## begin DATA ROWS

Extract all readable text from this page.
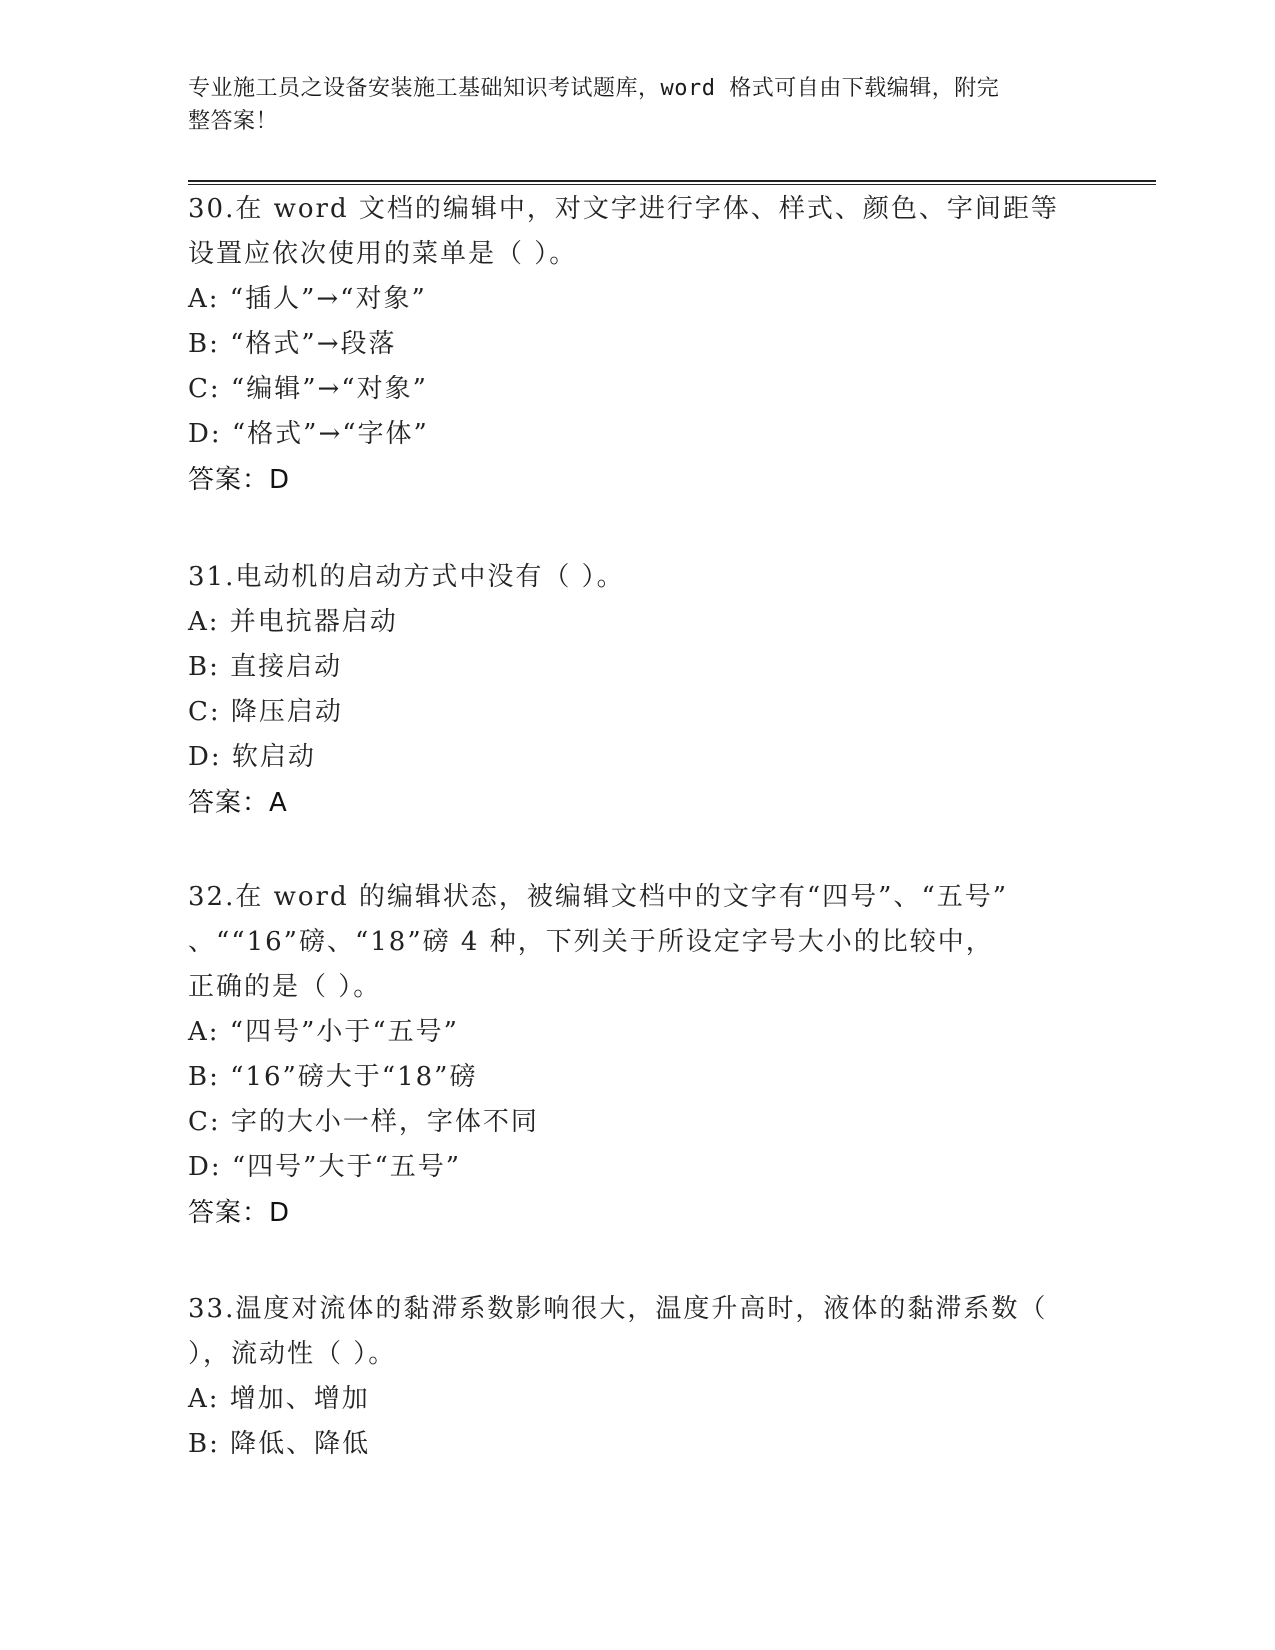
专业施工员之设备安装施工基础知识考试题库，word 格式可自由下载编辑，附完
整答案！
30.在 word 文档的编辑中，对文字进行字体、样式、颜色、字间距等
设置应依次使用的菜单是（ ）。
A: “插人”→“对象”
B: “格式”→段落
C: “编辑”→“对象”
D: “格式”→“字体”
答案：D
31.电动机的启动方式中没有（ ）。
A: 并电抗器启动
B: 直接启动
C: 降压启动
D: 软启动
答案：A
32.在 word 的编辑状态，被编辑文档中的文字有“四号”、“五号”
、““16”磅、“18”磅 4 种，下列关于所设定字号大小的比较中，
正确的是（ ）。
A: “四号”小于“五号”
B: “16”磅大于“18”磅
C: 字的大小一样，字体不同
D: “四号”大于“五号”
答案：D
33.温度对流体的黏滞系数影响很大，温度升高时，液体的黏滞系数（
），流动性（ ）。
A: 增加、增加
B: 降低、降低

## end DATA ROWS

EXERCISE OBJECTIVE:
Copy out the entries verbatim and leave the images out.

REPLY:
Extract all readable text from this page.
专业施工员之设备安装施工基础知识考试题库，word 格式可自由下载编辑，附完
整答案！
30.在 word 文档的编辑中，对文字进行字体、样式、颜色、字间距等
设置应依次使用的菜单是（ ）。
A: “插人”→“对象”
B: “格式”→段落
C: “编辑”→“对象”
D: “格式”→“字体”
答案：D
31.电动机的启动方式中没有（ ）。
A: 并电抗器启动
B: 直接启动
C: 降压启动
D: 软启动
答案：A
32.在 word 的编辑状态，被编辑文档中的文字有“四号”、“五号”
、““16”磅、“18”磅 4 种，下列关于所设定字号大小的比较中，
正确的是（ ）。
A: “四号”小于“五号”
B: “16”磅大于“18”磅
C: 字的大小一样，字体不同
D: “四号”大于“五号”
答案：D
33.温度对流体的黏滞系数影响很大，温度升高时，液体的黏滞系数（
），流动性（ ）。
A: 增加、增加
B: 降低、降低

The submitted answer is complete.